* Start Raw records *

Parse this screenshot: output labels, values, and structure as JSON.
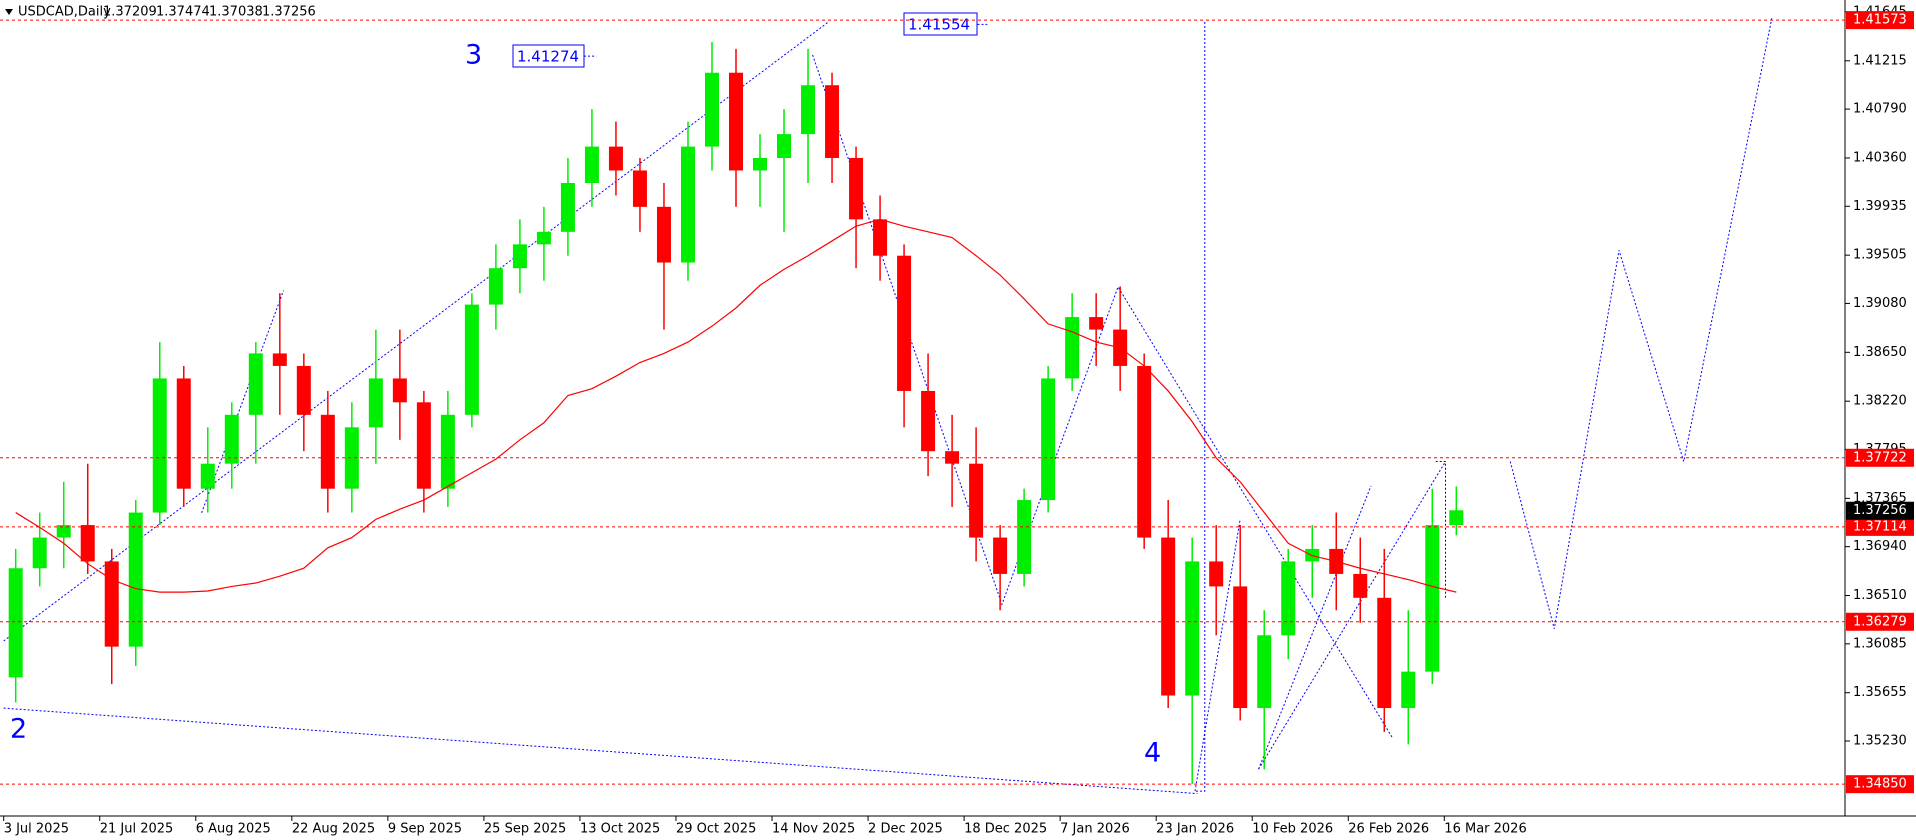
{
  "chart_data": {
    "type": "candlestick",
    "symbol": "USDCAD,Daily",
    "header_ohlc": [
      1.37209,
      1.37474,
      1.37038,
      1.37256
    ],
    "categories": [
      "3 Jul 2025",
      null,
      null,
      null,
      "21 Jul 2025",
      null,
      null,
      null,
      "6 Aug 2025",
      null,
      null,
      null,
      "22 Aug 2025",
      null,
      null,
      null,
      "9 Sep 2025",
      null,
      null,
      null,
      "25 Sep 2025",
      null,
      null,
      null,
      "13 Oct 2025",
      null,
      null,
      null,
      "29 Oct 2025",
      null,
      null,
      null,
      "14 Nov 2025",
      null,
      null,
      null,
      "2 Dec 2025",
      null,
      null,
      null,
      "18 Dec 2025",
      null,
      null,
      null,
      "7 Jan 2026",
      null,
      null,
      null,
      "23 Jan 2026",
      null,
      null,
      null,
      "10 Feb 2026",
      null,
      null,
      null,
      "26 Feb 2026",
      null,
      null,
      null,
      "16 Mar 2026"
    ],
    "open": [
      1.3579,
      1.3675,
      1.3702,
      1.3713,
      1.3681,
      1.3606,
      1.3724,
      1.3842,
      1.3745,
      1.3767,
      1.381,
      1.3864,
      1.3853,
      1.381,
      1.3745,
      1.3799,
      1.3842,
      1.3821,
      1.3745,
      1.381,
      1.3907,
      1.3939,
      1.396,
      1.3971,
      1.4014,
      1.4046,
      1.4025,
      1.3993,
      1.3944,
      1.4046,
      1.4111,
      1.4025,
      1.4036,
      1.4057,
      1.41,
      1.4036,
      1.3982,
      1.395,
      1.3831,
      1.3778,
      1.3767,
      1.3702,
      1.367,
      1.3735,
      1.3842,
      1.3896,
      1.3885,
      1.3853,
      1.3702,
      1.3563,
      1.3681,
      1.3659,
      1.3552,
      1.3616,
      1.3681,
      1.3692,
      1.367,
      1.3649,
      1.3552,
      1.3584,
      1.3713
    ],
    "high": [
      1.3692,
      1.3724,
      1.3751,
      1.3767,
      1.3692,
      1.3735,
      1.3874,
      1.3853,
      1.3799,
      1.3821,
      1.3874,
      1.3917,
      1.3864,
      1.3831,
      1.3821,
      1.3885,
      1.3885,
      1.3831,
      1.3831,
      1.3917,
      1.396,
      1.3982,
      1.3993,
      1.4036,
      1.4079,
      1.4068,
      1.4036,
      1.4014,
      1.4068,
      1.4138,
      1.4132,
      1.4057,
      1.4079,
      1.4132,
      1.4111,
      1.4046,
      1.4003,
      1.396,
      1.3864,
      1.381,
      1.3799,
      1.3713,
      1.3745,
      1.3853,
      1.3917,
      1.3917,
      1.3923,
      1.3864,
      1.3735,
      1.3702,
      1.3713,
      1.3713,
      1.3638,
      1.3692,
      1.3713,
      1.3724,
      1.3702,
      1.3692,
      1.3638,
      1.3745,
      1.3747
    ],
    "low": [
      1.3557,
      1.3659,
      1.3675,
      1.367,
      1.3573,
      1.3589,
      1.3713,
      1.3729,
      1.3724,
      1.3745,
      1.3767,
      1.381,
      1.3778,
      1.3724,
      1.3724,
      1.3767,
      1.3788,
      1.3724,
      1.3729,
      1.3799,
      1.3885,
      1.3917,
      1.3928,
      1.395,
      1.3993,
      1.4003,
      1.3971,
      1.3885,
      1.3928,
      1.4025,
      1.3993,
      1.3993,
      1.3971,
      1.4014,
      1.4014,
      1.3939,
      1.3928,
      1.3799,
      1.3756,
      1.3729,
      1.3681,
      1.3638,
      1.3659,
      1.3724,
      1.3831,
      1.3853,
      1.3831,
      1.3692,
      1.3552,
      1.3485,
      1.3616,
      1.3541,
      1.3498,
      1.3595,
      1.3649,
      1.3638,
      1.3627,
      1.3531,
      1.352,
      1.3573,
      1.3704
    ],
    "close": [
      1.3675,
      1.3702,
      1.3713,
      1.3681,
      1.3606,
      1.3724,
      1.3842,
      1.3745,
      1.3767,
      1.381,
      1.3864,
      1.3853,
      1.381,
      1.3745,
      1.3799,
      1.3842,
      1.3821,
      1.3745,
      1.381,
      1.3907,
      1.3939,
      1.396,
      1.3971,
      1.4014,
      1.4046,
      1.4025,
      1.3993,
      1.3944,
      1.4046,
      1.4111,
      1.4025,
      1.4036,
      1.4057,
      1.41,
      1.4036,
      1.3982,
      1.395,
      1.3831,
      1.3778,
      1.3767,
      1.3702,
      1.367,
      1.3735,
      1.3842,
      1.3896,
      1.3885,
      1.3853,
      1.3702,
      1.3563,
      1.3681,
      1.3659,
      1.3552,
      1.3616,
      1.3681,
      1.3692,
      1.367,
      1.3649,
      1.3552,
      1.3584,
      1.3713,
      1.3726
    ],
    "up_color": "#00ee00",
    "down_color": "#ff0000",
    "ma": {
      "color": "#ff0000",
      "values": [
        1.3724,
        1.3711,
        1.3697,
        1.3679,
        1.3665,
        1.3657,
        1.3654,
        1.3654,
        1.3655,
        1.3659,
        1.3662,
        1.3668,
        1.3675,
        1.3693,
        1.3702,
        1.3718,
        1.3727,
        1.3735,
        1.3747,
        1.3759,
        1.3771,
        1.3788,
        1.3803,
        1.3827,
        1.3833,
        1.3844,
        1.3856,
        1.3864,
        1.3874,
        1.3888,
        1.3904,
        1.3924,
        1.3938,
        1.395,
        1.3963,
        1.3976,
        1.3982,
        1.3976,
        1.3971,
        1.3966,
        1.395,
        1.3933,
        1.3912,
        1.389,
        1.3883,
        1.3874,
        1.3869,
        1.3853,
        1.3831,
        1.3804,
        1.3772,
        1.3751,
        1.3724,
        1.3697,
        1.3686,
        1.3681,
        1.3675,
        1.367,
        1.3665,
        1.3659,
        1.3654
      ]
    },
    "ylim": [
      1.3457,
      1.4175
    ],
    "yticks": [
      1.41645,
      1.41215,
      {
        "value": 1.4079,
        "label": "1.40790"
      },
      {
        "value": 1.4036,
        "label": "1.40360"
      },
      1.39935,
      1.39505,
      {
        "value": 1.3908,
        "label": "1.39080"
      },
      {
        "value": 1.3865,
        "label": "1.38650"
      },
      {
        "value": 1.3822,
        "label": "1.38220"
      },
      1.37795,
      1.37365,
      {
        "value": 1.3694,
        "label": "1.36940"
      },
      {
        "value": 1.3651,
        "label": "1.36510"
      },
      1.36085,
      1.35655,
      {
        "value": 1.3523,
        "label": "1.35230"
      }
    ],
    "levels": {
      "color": "#ff0000",
      "values": [
        1.41573,
        1.37722,
        1.37114,
        1.36279,
        {
          "value": 1.3485,
          "label": "1.34850"
        }
      ]
    },
    "current_price": 1.37256,
    "wave_labels": [
      "2",
      "3",
      "4"
    ],
    "price_tags": [
      1.41274,
      1.41554
    ]
  }
}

* End Raw records *

• [Given instruction] Transcribe the records word for word and include no pictures.

• [Full answer]
Parse this screenshot: output labels, values, and structure as JSON.
{
  "chart_data": {
    "type": "candlestick",
    "symbol": "USDCAD,Daily",
    "header_ohlc": [
      1.37209,
      1.37474,
      1.37038,
      1.37256
    ],
    "categories": [
      "3 Jul 2025",
      null,
      null,
      null,
      "21 Jul 2025",
      null,
      null,
      null,
      "6 Aug 2025",
      null,
      null,
      null,
      "22 Aug 2025",
      null,
      null,
      null,
      "9 Sep 2025",
      null,
      null,
      null,
      "25 Sep 2025",
      null,
      null,
      null,
      "13 Oct 2025",
      null,
      null,
      null,
      "29 Oct 2025",
      null,
      null,
      null,
      "14 Nov 2025",
      null,
      null,
      null,
      "2 Dec 2025",
      null,
      null,
      null,
      "18 Dec 2025",
      null,
      null,
      null,
      "7 Jan 2026",
      null,
      null,
      null,
      "23 Jan 2026",
      null,
      null,
      null,
      "10 Feb 2026",
      null,
      null,
      null,
      "26 Feb 2026",
      null,
      null,
      null,
      "16 Mar 2026"
    ],
    "open": [
      1.3579,
      1.3675,
      1.3702,
      1.3713,
      1.3681,
      1.3606,
      1.3724,
      1.3842,
      1.3745,
      1.3767,
      1.381,
      1.3864,
      1.3853,
      1.381,
      1.3745,
      1.3799,
      1.3842,
      1.3821,
      1.3745,
      1.381,
      1.3907,
      1.3939,
      1.396,
      1.3971,
      1.4014,
      1.4046,
      1.4025,
      1.3993,
      1.3944,
      1.4046,
      1.4111,
      1.4025,
      1.4036,
      1.4057,
      1.41,
      1.4036,
      1.3982,
      1.395,
      1.3831,
      1.3778,
      1.3767,
      1.3702,
      1.367,
      1.3735,
      1.3842,
      1.3896,
      1.3885,
      1.3853,
      1.3702,
      1.3563,
      1.3681,
      1.3659,
      1.3552,
      1.3616,
      1.3681,
      1.3692,
      1.367,
      1.3649,
      1.3552,
      1.3584,
      1.3713
    ],
    "high": [
      1.3692,
      1.3724,
      1.3751,
      1.3767,
      1.3692,
      1.3735,
      1.3874,
      1.3853,
      1.3799,
      1.3821,
      1.3874,
      1.3917,
      1.3864,
      1.3831,
      1.3821,
      1.3885,
      1.3885,
      1.3831,
      1.3831,
      1.3917,
      1.396,
      1.3982,
      1.3993,
      1.4036,
      1.4079,
      1.4068,
      1.4036,
      1.4014,
      1.4068,
      1.4138,
      1.4132,
      1.4057,
      1.4079,
      1.4132,
      1.4111,
      1.4046,
      1.4003,
      1.396,
      1.3864,
      1.381,
      1.3799,
      1.3713,
      1.3745,
      1.3853,
      1.3917,
      1.3917,
      1.3923,
      1.3864,
      1.3735,
      1.3702,
      1.3713,
      1.3713,
      1.3638,
      1.3692,
      1.3713,
      1.3724,
      1.3702,
      1.3692,
      1.3638,
      1.3745,
      1.3747
    ],
    "low": [
      1.3557,
      1.3659,
      1.3675,
      1.367,
      1.3573,
      1.3589,
      1.3713,
      1.3729,
      1.3724,
      1.3745,
      1.3767,
      1.381,
      1.3778,
      1.3724,
      1.3724,
      1.3767,
      1.3788,
      1.3724,
      1.3729,
      1.3799,
      1.3885,
      1.3917,
      1.3928,
      1.395,
      1.3993,
      1.4003,
      1.3971,
      1.3885,
      1.3928,
      1.4025,
      1.3993,
      1.3993,
      1.3971,
      1.4014,
      1.4014,
      1.3939,
      1.3928,
      1.3799,
      1.3756,
      1.3729,
      1.3681,
      1.3638,
      1.3659,
      1.3724,
      1.3831,
      1.3853,
      1.3831,
      1.3692,
      1.3552,
      1.3485,
      1.3616,
      1.3541,
      1.3498,
      1.3595,
      1.3649,
      1.3638,
      1.3627,
      1.3531,
      1.352,
      1.3573,
      1.3704
    ],
    "close": [
      1.3675,
      1.3702,
      1.3713,
      1.3681,
      1.3606,
      1.3724,
      1.3842,
      1.3745,
      1.3767,
      1.381,
      1.3864,
      1.3853,
      1.381,
      1.3745,
      1.3799,
      1.3842,
      1.3821,
      1.3745,
      1.381,
      1.3907,
      1.3939,
      1.396,
      1.3971,
      1.4014,
      1.4046,
      1.4025,
      1.3993,
      1.3944,
      1.4046,
      1.4111,
      1.4025,
      1.4036,
      1.4057,
      1.41,
      1.4036,
      1.3982,
      1.395,
      1.3831,
      1.3778,
      1.3767,
      1.3702,
      1.367,
      1.3735,
      1.3842,
      1.3896,
      1.3885,
      1.3853,
      1.3702,
      1.3563,
      1.3681,
      1.3659,
      1.3552,
      1.3616,
      1.3681,
      1.3692,
      1.367,
      1.3649,
      1.3552,
      1.3584,
      1.3713,
      1.3726
    ],
    "up_color": "#00ee00",
    "down_color": "#ff0000",
    "ma": {
      "color": "#ff0000",
      "values": [
        1.3724,
        1.3711,
        1.3697,
        1.3679,
        1.3665,
        1.3657,
        1.3654,
        1.3654,
        1.3655,
        1.3659,
        1.3662,
        1.3668,
        1.3675,
        1.3693,
        1.3702,
        1.3718,
        1.3727,
        1.3735,
        1.3747,
        1.3759,
        1.3771,
        1.3788,
        1.3803,
        1.3827,
        1.3833,
        1.3844,
        1.3856,
        1.3864,
        1.3874,
        1.3888,
        1.3904,
        1.3924,
        1.3938,
        1.395,
        1.3963,
        1.3976,
        1.3982,
        1.3976,
        1.3971,
        1.3966,
        1.395,
        1.3933,
        1.3912,
        1.389,
        1.3883,
        1.3874,
        1.3869,
        1.3853,
        1.3831,
        1.3804,
        1.3772,
        1.3751,
        1.3724,
        1.3697,
        1.3686,
        1.3681,
        1.3675,
        1.367,
        1.3665,
        1.3659,
        1.3654
      ]
    },
    "ylim": [
      1.3457,
      1.4175
    ],
    "yticks": [
      1.41645,
      1.41215,
      {
        "value": 1.4079,
        "label": "1.40790"
      },
      {
        "value": 1.4036,
        "label": "1.40360"
      },
      1.39935,
      1.39505,
      {
        "value": 1.3908,
        "label": "1.39080"
      },
      {
        "value": 1.3865,
        "label": "1.38650"
      },
      {
        "value": 1.3822,
        "label": "1.38220"
      },
      1.37795,
      1.37365,
      {
        "value": 1.3694,
        "label": "1.36940"
      },
      {
        "value": 1.3651,
        "label": "1.36510"
      },
      1.36085,
      1.35655,
      {
        "value": 1.3523,
        "label": "1.35230"
      }
    ],
    "levels": {
      "color": "#ff0000",
      "values": [
        1.41573,
        1.37722,
        1.37114,
        1.36279,
        {
          "value": 1.3485,
          "label": "1.34850"
        }
      ]
    },
    "current_price": 1.37256,
    "wave_labels": [
      "2",
      "3",
      "4"
    ],
    "price_tags": [
      1.41274,
      1.41554
    ]
  }
}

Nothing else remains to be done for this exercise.